Please transcribe the data that follows without the pictures, keeping every word the same.

※

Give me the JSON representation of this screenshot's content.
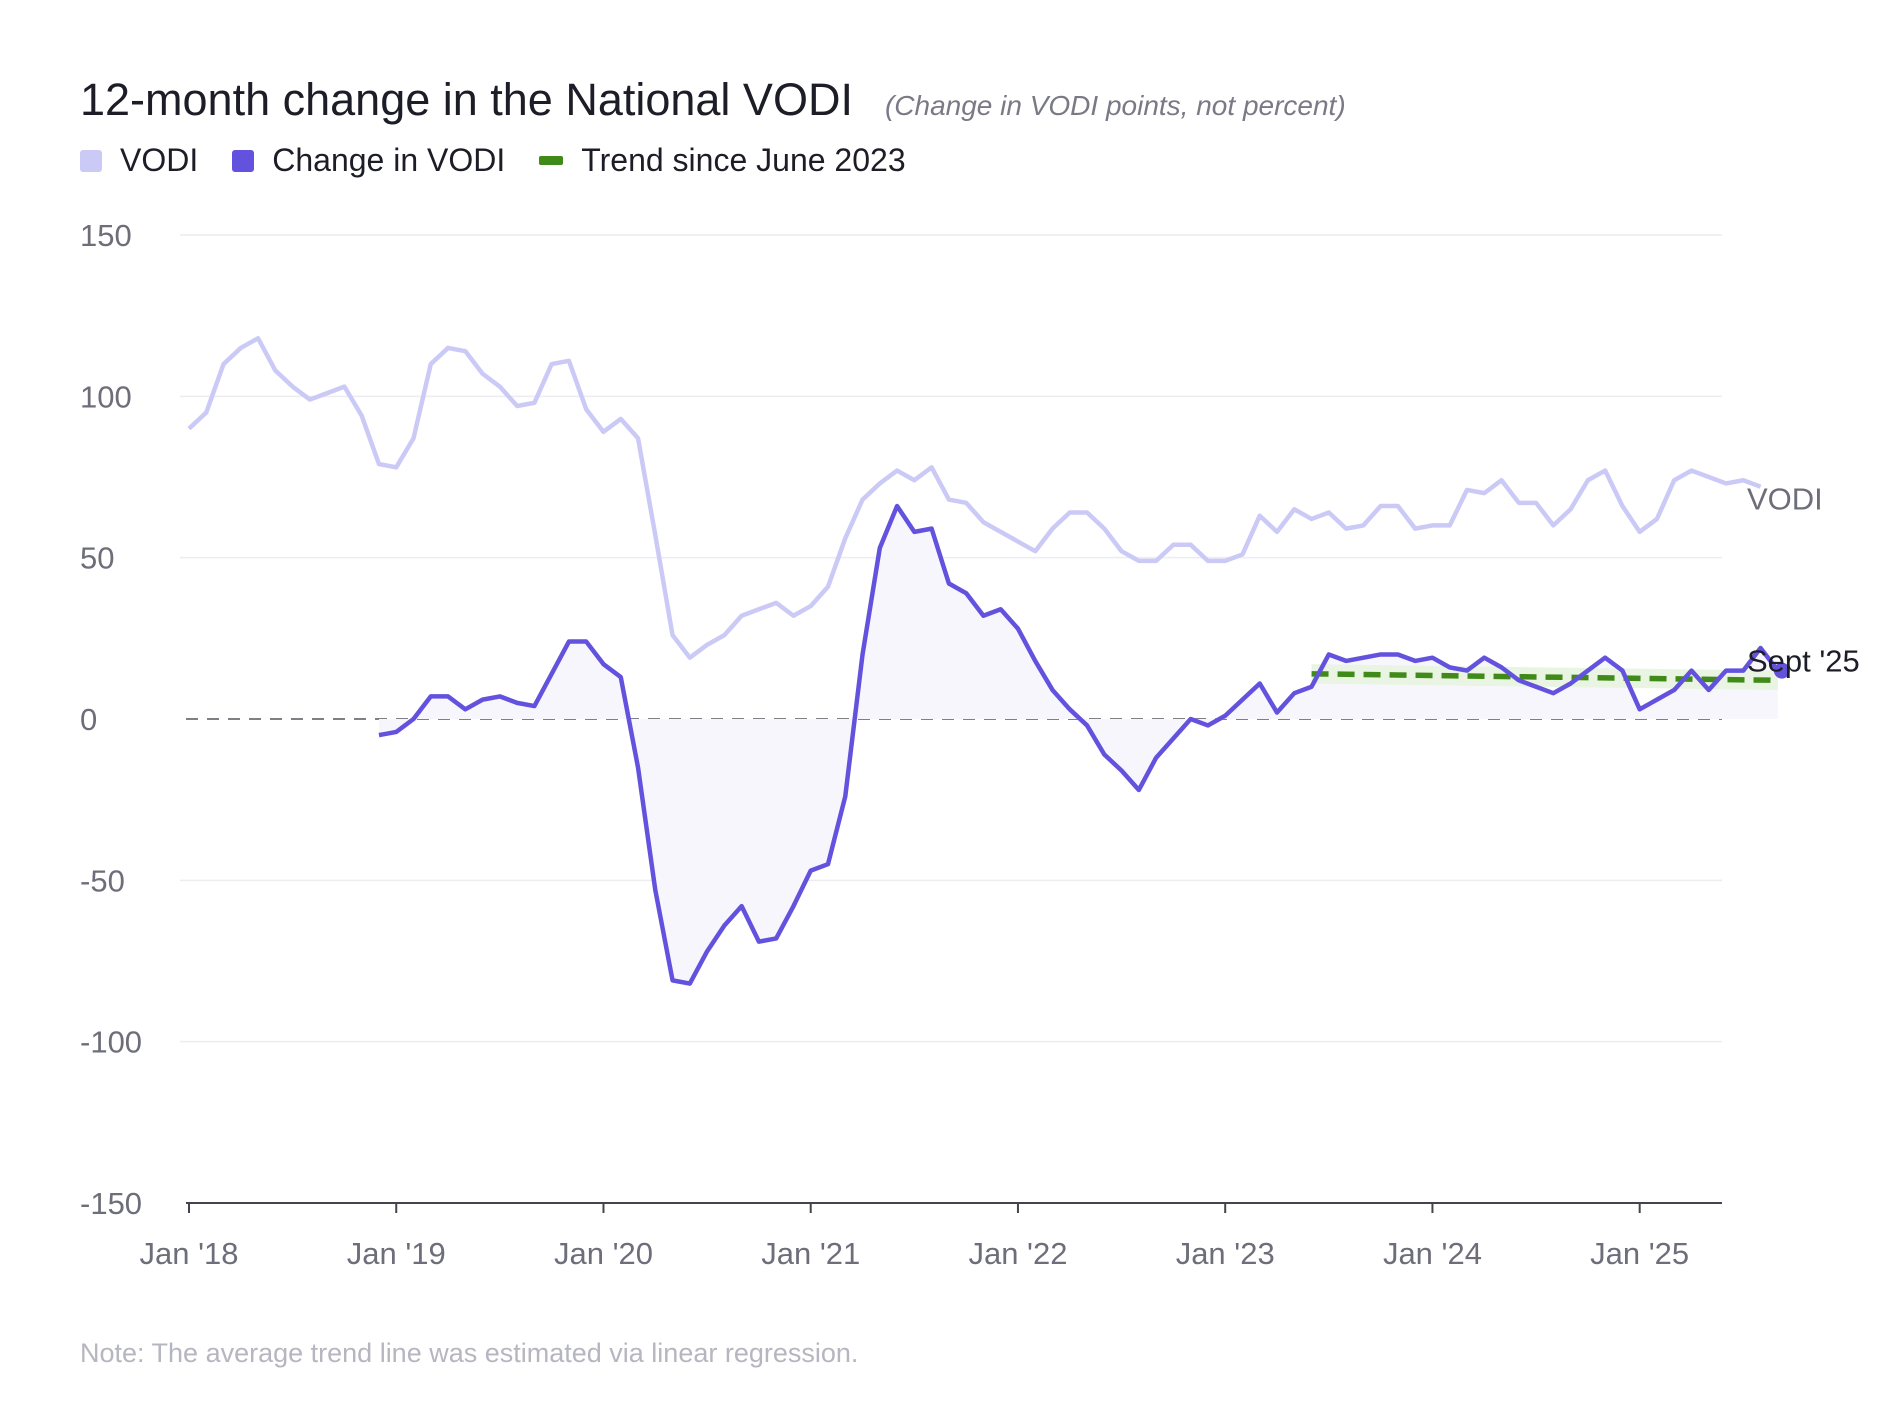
{
  "title": "12-month change in the National VODI",
  "subtitle": "(Change in VODI points, not percent)",
  "legend": [
    {
      "label": "VODI",
      "color": "#cbcaf7",
      "kind": "square"
    },
    {
      "label": "Change in VODI",
      "color": "#6352dd",
      "kind": "square"
    },
    {
      "label": "Trend since June 2023",
      "color": "#3f8a19",
      "kind": "line"
    }
  ],
  "note": "Note: The average trend line was estimated via linear regression.",
  "chart_data": {
    "type": "line",
    "ylim": [
      -150,
      150
    ],
    "y_ticks": [
      "150",
      "100",
      "50",
      "0",
      "-50",
      "-100",
      "-150"
    ],
    "x_ticks": [
      {
        "label": "Jan '18",
        "x": "2018-01"
      },
      {
        "label": "Jan '19",
        "x": "2019-01"
      },
      {
        "label": "Jan '20",
        "x": "2020-01"
      },
      {
        "label": "Jan '21",
        "x": "2021-01"
      },
      {
        "label": "Jan '22",
        "x": "2022-01"
      },
      {
        "label": "Jan '23",
        "x": "2023-01"
      },
      {
        "label": "Jan '24",
        "x": "2024-01"
      },
      {
        "label": "Jan '25",
        "x": "2025-01"
      }
    ],
    "xlim": [
      "2018-01",
      "2025-09"
    ],
    "grid": true,
    "zero_line": "dashed",
    "series": [
      {
        "name": "VODI",
        "color": "#cbcaf7",
        "end_label": "VODI",
        "x_start": "2018-01",
        "values": [
          90,
          95,
          110,
          115,
          118,
          108,
          103,
          99,
          101,
          103,
          94,
          79,
          78,
          87,
          110,
          115,
          114,
          107,
          103,
          97,
          98,
          110,
          111,
          96,
          89,
          93,
          87,
          57,
          26,
          19,
          23,
          26,
          32,
          34,
          36,
          32,
          35,
          41,
          56,
          68,
          73,
          77,
          74,
          78,
          68,
          67,
          61,
          58,
          55,
          52,
          59,
          64,
          64,
          59,
          52,
          49,
          49,
          54,
          54,
          49,
          49,
          51,
          63,
          58,
          65,
          62,
          64,
          59,
          60,
          66,
          66,
          59,
          60,
          60,
          71,
          70,
          74,
          67,
          67,
          60,
          65,
          74,
          77,
          66,
          58,
          62,
          74,
          77,
          75,
          73,
          74,
          72
        ]
      },
      {
        "name": "Change in VODI",
        "color": "#6352dd",
        "end_label": "Sept '25",
        "x_start": "2018-12",
        "values": [
          -5,
          -4,
          0,
          7,
          7,
          3,
          6,
          7,
          5,
          4,
          14,
          24,
          24,
          17,
          13,
          -15,
          -53,
          -81,
          -82,
          -72,
          -64,
          -58,
          -69,
          -68,
          -58,
          -47,
          -45,
          -24,
          20,
          53,
          66,
          58,
          59,
          42,
          39,
          32,
          34,
          28,
          18,
          9,
          3,
          -2,
          -11,
          -16,
          -22,
          -12,
          -6,
          0,
          -2,
          1,
          6,
          11,
          2,
          8,
          10,
          20,
          18,
          19,
          20,
          20,
          18,
          19,
          16,
          15,
          19,
          16,
          12,
          10,
          8,
          11,
          15,
          19,
          15,
          3,
          6,
          9,
          15,
          9,
          15,
          15,
          22,
          15
        ],
        "fill": "#f7f6fd"
      },
      {
        "name": "Trend since June 2023",
        "color": "#3f8a19",
        "style": "dashed",
        "x": [
          "2023-06",
          "2025-09"
        ],
        "values": [
          14,
          12
        ],
        "band_color": "#e9f4e3"
      }
    ]
  }
}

※

* Full response *
Give me the JSON representation of this screenshot's content.
{
  "title": "12-month change in the National VODI",
  "subtitle": "(Change in VODI points, not percent)",
  "legend": [
    {
      "label": "VODI",
      "color": "#cbcaf7",
      "kind": "square"
    },
    {
      "label": "Change in VODI",
      "color": "#6352dd",
      "kind": "square"
    },
    {
      "label": "Trend since June 2023",
      "color": "#3f8a19",
      "kind": "line"
    }
  ],
  "note": "Note: The average trend line was estimated via linear regression.",
  "chart_data": {
    "type": "line",
    "ylim": [
      -150,
      150
    ],
    "y_ticks": [
      "150",
      "100",
      "50",
      "0",
      "-50",
      "-100",
      "-150"
    ],
    "x_ticks": [
      {
        "label": "Jan '18",
        "x": "2018-01"
      },
      {
        "label": "Jan '19",
        "x": "2019-01"
      },
      {
        "label": "Jan '20",
        "x": "2020-01"
      },
      {
        "label": "Jan '21",
        "x": "2021-01"
      },
      {
        "label": "Jan '22",
        "x": "2022-01"
      },
      {
        "label": "Jan '23",
        "x": "2023-01"
      },
      {
        "label": "Jan '24",
        "x": "2024-01"
      },
      {
        "label": "Jan '25",
        "x": "2025-01"
      }
    ],
    "xlim": [
      "2018-01",
      "2025-09"
    ],
    "grid": true,
    "zero_line": "dashed",
    "series": [
      {
        "name": "VODI",
        "color": "#cbcaf7",
        "end_label": "VODI",
        "x_start": "2018-01",
        "values": [
          90,
          95,
          110,
          115,
          118,
          108,
          103,
          99,
          101,
          103,
          94,
          79,
          78,
          87,
          110,
          115,
          114,
          107,
          103,
          97,
          98,
          110,
          111,
          96,
          89,
          93,
          87,
          57,
          26,
          19,
          23,
          26,
          32,
          34,
          36,
          32,
          35,
          41,
          56,
          68,
          73,
          77,
          74,
          78,
          68,
          67,
          61,
          58,
          55,
          52,
          59,
          64,
          64,
          59,
          52,
          49,
          49,
          54,
          54,
          49,
          49,
          51,
          63,
          58,
          65,
          62,
          64,
          59,
          60,
          66,
          66,
          59,
          60,
          60,
          71,
          70,
          74,
          67,
          67,
          60,
          65,
          74,
          77,
          66,
          58,
          62,
          74,
          77,
          75,
          73,
          74,
          72
        ]
      },
      {
        "name": "Change in VODI",
        "color": "#6352dd",
        "end_label": "Sept '25",
        "x_start": "2018-12",
        "values": [
          -5,
          -4,
          0,
          7,
          7,
          3,
          6,
          7,
          5,
          4,
          14,
          24,
          24,
          17,
          13,
          -15,
          -53,
          -81,
          -82,
          -72,
          -64,
          -58,
          -69,
          -68,
          -58,
          -47,
          -45,
          -24,
          20,
          53,
          66,
          58,
          59,
          42,
          39,
          32,
          34,
          28,
          18,
          9,
          3,
          -2,
          -11,
          -16,
          -22,
          -12,
          -6,
          0,
          -2,
          1,
          6,
          11,
          2,
          8,
          10,
          20,
          18,
          19,
          20,
          20,
          18,
          19,
          16,
          15,
          19,
          16,
          12,
          10,
          8,
          11,
          15,
          19,
          15,
          3,
          6,
          9,
          15,
          9,
          15,
          15,
          22,
          15
        ],
        "fill": "#f7f6fd"
      },
      {
        "name": "Trend since June 2023",
        "color": "#3f8a19",
        "style": "dashed",
        "x": [
          "2023-06",
          "2025-09"
        ],
        "values": [
          14,
          12
        ],
        "band_color": "#e9f4e3"
      }
    ]
  }
}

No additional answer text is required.